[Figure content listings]
********************

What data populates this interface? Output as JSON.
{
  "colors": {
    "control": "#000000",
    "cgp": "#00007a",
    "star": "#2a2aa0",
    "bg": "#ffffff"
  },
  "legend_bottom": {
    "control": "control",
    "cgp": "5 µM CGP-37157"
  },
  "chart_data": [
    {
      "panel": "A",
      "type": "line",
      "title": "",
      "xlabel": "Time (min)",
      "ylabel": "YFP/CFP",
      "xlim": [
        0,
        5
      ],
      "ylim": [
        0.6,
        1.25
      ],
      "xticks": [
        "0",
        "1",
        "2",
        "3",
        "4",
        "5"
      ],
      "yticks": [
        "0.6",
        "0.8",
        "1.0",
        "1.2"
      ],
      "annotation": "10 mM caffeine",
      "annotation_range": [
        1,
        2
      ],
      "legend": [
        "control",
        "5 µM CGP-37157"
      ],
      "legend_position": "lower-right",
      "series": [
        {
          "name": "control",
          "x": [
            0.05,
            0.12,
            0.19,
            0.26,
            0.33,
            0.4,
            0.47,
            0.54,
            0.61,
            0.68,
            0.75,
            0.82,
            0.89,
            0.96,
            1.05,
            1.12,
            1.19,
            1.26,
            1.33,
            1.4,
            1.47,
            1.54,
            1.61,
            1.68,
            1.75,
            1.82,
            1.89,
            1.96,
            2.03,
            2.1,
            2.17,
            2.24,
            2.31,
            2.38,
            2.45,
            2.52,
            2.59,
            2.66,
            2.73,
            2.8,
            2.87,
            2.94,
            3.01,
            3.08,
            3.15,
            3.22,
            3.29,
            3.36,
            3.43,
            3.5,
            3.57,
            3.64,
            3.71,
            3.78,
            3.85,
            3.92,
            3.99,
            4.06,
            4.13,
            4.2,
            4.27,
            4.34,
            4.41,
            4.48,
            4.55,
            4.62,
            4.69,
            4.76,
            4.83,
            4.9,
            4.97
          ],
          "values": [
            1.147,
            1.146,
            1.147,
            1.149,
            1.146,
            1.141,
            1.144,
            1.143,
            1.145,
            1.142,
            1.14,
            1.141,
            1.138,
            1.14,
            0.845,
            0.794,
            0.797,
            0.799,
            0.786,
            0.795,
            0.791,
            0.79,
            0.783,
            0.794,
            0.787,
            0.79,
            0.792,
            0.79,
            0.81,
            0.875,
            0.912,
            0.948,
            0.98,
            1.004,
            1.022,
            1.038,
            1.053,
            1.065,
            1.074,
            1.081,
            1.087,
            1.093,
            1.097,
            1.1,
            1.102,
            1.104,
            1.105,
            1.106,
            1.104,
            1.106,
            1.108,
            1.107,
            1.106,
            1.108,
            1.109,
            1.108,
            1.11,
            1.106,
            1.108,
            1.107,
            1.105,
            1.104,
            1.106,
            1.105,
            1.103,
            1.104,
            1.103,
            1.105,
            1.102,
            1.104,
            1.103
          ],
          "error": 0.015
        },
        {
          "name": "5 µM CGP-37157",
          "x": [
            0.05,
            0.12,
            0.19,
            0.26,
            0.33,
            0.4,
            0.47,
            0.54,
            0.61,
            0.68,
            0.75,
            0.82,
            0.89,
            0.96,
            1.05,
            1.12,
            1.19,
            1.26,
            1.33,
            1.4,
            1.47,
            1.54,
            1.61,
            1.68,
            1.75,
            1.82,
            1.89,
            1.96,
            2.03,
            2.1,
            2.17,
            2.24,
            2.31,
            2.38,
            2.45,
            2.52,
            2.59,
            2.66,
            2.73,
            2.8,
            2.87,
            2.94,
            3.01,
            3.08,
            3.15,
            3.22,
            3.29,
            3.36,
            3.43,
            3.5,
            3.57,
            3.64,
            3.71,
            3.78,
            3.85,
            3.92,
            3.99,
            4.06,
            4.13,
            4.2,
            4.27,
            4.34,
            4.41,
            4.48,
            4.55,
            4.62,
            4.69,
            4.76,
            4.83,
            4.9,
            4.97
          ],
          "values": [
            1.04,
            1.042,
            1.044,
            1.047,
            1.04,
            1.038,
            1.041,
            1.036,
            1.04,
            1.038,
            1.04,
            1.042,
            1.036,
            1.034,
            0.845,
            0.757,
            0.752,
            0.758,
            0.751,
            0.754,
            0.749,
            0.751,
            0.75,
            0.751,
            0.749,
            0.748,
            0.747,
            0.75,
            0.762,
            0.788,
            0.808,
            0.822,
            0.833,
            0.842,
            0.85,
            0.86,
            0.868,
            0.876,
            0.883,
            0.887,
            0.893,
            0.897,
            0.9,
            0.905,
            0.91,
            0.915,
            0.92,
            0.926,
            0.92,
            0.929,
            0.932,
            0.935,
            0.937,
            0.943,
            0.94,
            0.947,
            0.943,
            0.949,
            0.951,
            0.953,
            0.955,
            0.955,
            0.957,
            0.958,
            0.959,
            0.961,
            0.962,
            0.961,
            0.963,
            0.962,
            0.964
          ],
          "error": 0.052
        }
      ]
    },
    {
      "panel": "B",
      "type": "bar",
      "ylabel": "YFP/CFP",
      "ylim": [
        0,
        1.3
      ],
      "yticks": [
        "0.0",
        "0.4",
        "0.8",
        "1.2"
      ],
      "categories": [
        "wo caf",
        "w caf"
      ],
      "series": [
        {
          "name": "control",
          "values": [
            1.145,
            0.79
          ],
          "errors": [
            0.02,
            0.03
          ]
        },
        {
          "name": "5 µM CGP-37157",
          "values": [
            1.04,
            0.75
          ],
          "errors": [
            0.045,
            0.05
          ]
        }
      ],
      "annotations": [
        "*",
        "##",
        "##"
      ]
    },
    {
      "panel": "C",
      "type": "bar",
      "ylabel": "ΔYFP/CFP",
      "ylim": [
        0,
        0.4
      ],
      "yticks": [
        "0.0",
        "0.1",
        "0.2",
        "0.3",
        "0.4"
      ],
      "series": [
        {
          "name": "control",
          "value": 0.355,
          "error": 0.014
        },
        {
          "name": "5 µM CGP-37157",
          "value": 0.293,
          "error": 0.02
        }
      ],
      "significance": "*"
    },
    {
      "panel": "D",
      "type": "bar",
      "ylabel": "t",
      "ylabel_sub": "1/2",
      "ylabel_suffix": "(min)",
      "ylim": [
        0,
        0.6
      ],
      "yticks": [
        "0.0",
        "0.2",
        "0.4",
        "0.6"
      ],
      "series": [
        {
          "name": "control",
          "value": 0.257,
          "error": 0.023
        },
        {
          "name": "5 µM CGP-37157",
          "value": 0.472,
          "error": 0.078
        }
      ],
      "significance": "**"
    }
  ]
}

********************

[Request] Every line of the data above should be reproduced word for word.

[Answer to this problem]
What data populates this interface? Output as JSON.
{
  "colors": {
    "control": "#000000",
    "cgp": "#00007a",
    "star": "#2a2aa0",
    "bg": "#ffffff"
  },
  "legend_bottom": {
    "control": "control",
    "cgp": "5 µM CGP-37157"
  },
  "chart_data": [
    {
      "panel": "A",
      "type": "line",
      "title": "",
      "xlabel": "Time (min)",
      "ylabel": "YFP/CFP",
      "xlim": [
        0,
        5
      ],
      "ylim": [
        0.6,
        1.25
      ],
      "xticks": [
        "0",
        "1",
        "2",
        "3",
        "4",
        "5"
      ],
      "yticks": [
        "0.6",
        "0.8",
        "1.0",
        "1.2"
      ],
      "annotation": "10 mM caffeine",
      "annotation_range": [
        1,
        2
      ],
      "legend": [
        "control",
        "5 µM CGP-37157"
      ],
      "legend_position": "lower-right",
      "series": [
        {
          "name": "control",
          "x": [
            0.05,
            0.12,
            0.19,
            0.26,
            0.33,
            0.4,
            0.47,
            0.54,
            0.61,
            0.68,
            0.75,
            0.82,
            0.89,
            0.96,
            1.05,
            1.12,
            1.19,
            1.26,
            1.33,
            1.4,
            1.47,
            1.54,
            1.61,
            1.68,
            1.75,
            1.82,
            1.89,
            1.96,
            2.03,
            2.1,
            2.17,
            2.24,
            2.31,
            2.38,
            2.45,
            2.52,
            2.59,
            2.66,
            2.73,
            2.8,
            2.87,
            2.94,
            3.01,
            3.08,
            3.15,
            3.22,
            3.29,
            3.36,
            3.43,
            3.5,
            3.57,
            3.64,
            3.71,
            3.78,
            3.85,
            3.92,
            3.99,
            4.06,
            4.13,
            4.2,
            4.27,
            4.34,
            4.41,
            4.48,
            4.55,
            4.62,
            4.69,
            4.76,
            4.83,
            4.9,
            4.97
          ],
          "values": [
            1.147,
            1.146,
            1.147,
            1.149,
            1.146,
            1.141,
            1.144,
            1.143,
            1.145,
            1.142,
            1.14,
            1.141,
            1.138,
            1.14,
            0.845,
            0.794,
            0.797,
            0.799,
            0.786,
            0.795,
            0.791,
            0.79,
            0.783,
            0.794,
            0.787,
            0.79,
            0.792,
            0.79,
            0.81,
            0.875,
            0.912,
            0.948,
            0.98,
            1.004,
            1.022,
            1.038,
            1.053,
            1.065,
            1.074,
            1.081,
            1.087,
            1.093,
            1.097,
            1.1,
            1.102,
            1.104,
            1.105,
            1.106,
            1.104,
            1.106,
            1.108,
            1.107,
            1.106,
            1.108,
            1.109,
            1.108,
            1.11,
            1.106,
            1.108,
            1.107,
            1.105,
            1.104,
            1.106,
            1.105,
            1.103,
            1.104,
            1.103,
            1.105,
            1.102,
            1.104,
            1.103
          ],
          "error": 0.015
        },
        {
          "name": "5 µM CGP-37157",
          "x": [
            0.05,
            0.12,
            0.19,
            0.26,
            0.33,
            0.4,
            0.47,
            0.54,
            0.61,
            0.68,
            0.75,
            0.82,
            0.89,
            0.96,
            1.05,
            1.12,
            1.19,
            1.26,
            1.33,
            1.4,
            1.47,
            1.54,
            1.61,
            1.68,
            1.75,
            1.82,
            1.89,
            1.96,
            2.03,
            2.1,
            2.17,
            2.24,
            2.31,
            2.38,
            2.45,
            2.52,
            2.59,
            2.66,
            2.73,
            2.8,
            2.87,
            2.94,
            3.01,
            3.08,
            3.15,
            3.22,
            3.29,
            3.36,
            3.43,
            3.5,
            3.57,
            3.64,
            3.71,
            3.78,
            3.85,
            3.92,
            3.99,
            4.06,
            4.13,
            4.2,
            4.27,
            4.34,
            4.41,
            4.48,
            4.55,
            4.62,
            4.69,
            4.76,
            4.83,
            4.9,
            4.97
          ],
          "values": [
            1.04,
            1.042,
            1.044,
            1.047,
            1.04,
            1.038,
            1.041,
            1.036,
            1.04,
            1.038,
            1.04,
            1.042,
            1.036,
            1.034,
            0.845,
            0.757,
            0.752,
            0.758,
            0.751,
            0.754,
            0.749,
            0.751,
            0.75,
            0.751,
            0.749,
            0.748,
            0.747,
            0.75,
            0.762,
            0.788,
            0.808,
            0.822,
            0.833,
            0.842,
            0.85,
            0.86,
            0.868,
            0.876,
            0.883,
            0.887,
            0.893,
            0.897,
            0.9,
            0.905,
            0.91,
            0.915,
            0.92,
            0.926,
            0.92,
            0.929,
            0.932,
            0.935,
            0.937,
            0.943,
            0.94,
            0.947,
            0.943,
            0.949,
            0.951,
            0.953,
            0.955,
            0.955,
            0.957,
            0.958,
            0.959,
            0.961,
            0.962,
            0.961,
            0.963,
            0.962,
            0.964
          ],
          "error": 0.052
        }
      ]
    },
    {
      "panel": "B",
      "type": "bar",
      "ylabel": "YFP/CFP",
      "ylim": [
        0,
        1.3
      ],
      "yticks": [
        "0.0",
        "0.4",
        "0.8",
        "1.2"
      ],
      "categories": [
        "wo caf",
        "w caf"
      ],
      "series": [
        {
          "name": "control",
          "values": [
            1.145,
            0.79
          ],
          "errors": [
            0.02,
            0.03
          ]
        },
        {
          "name": "5 µM CGP-37157",
          "values": [
            1.04,
            0.75
          ],
          "errors": [
            0.045,
            0.05
          ]
        }
      ],
      "annotations": [
        "*",
        "##",
        "##"
      ]
    },
    {
      "panel": "C",
      "type": "bar",
      "ylabel": "ΔYFP/CFP",
      "ylim": [
        0,
        0.4
      ],
      "yticks": [
        "0.0",
        "0.1",
        "0.2",
        "0.3",
        "0.4"
      ],
      "series": [
        {
          "name": "control",
          "value": 0.355,
          "error": 0.014
        },
        {
          "name": "5 µM CGP-37157",
          "value": 0.293,
          "error": 0.02
        }
      ],
      "significance": "*"
    },
    {
      "panel": "D",
      "type": "bar",
      "ylabel": "t",
      "ylabel_sub": "1/2",
      "ylabel_suffix": "(min)",
      "ylim": [
        0,
        0.6
      ],
      "yticks": [
        "0.0",
        "0.2",
        "0.4",
        "0.6"
      ],
      "series": [
        {
          "name": "control",
          "value": 0.257,
          "error": 0.023
        },
        {
          "name": "5 µM CGP-37157",
          "value": 0.472,
          "error": 0.078
        }
      ],
      "significance": "**"
    }
  ]
}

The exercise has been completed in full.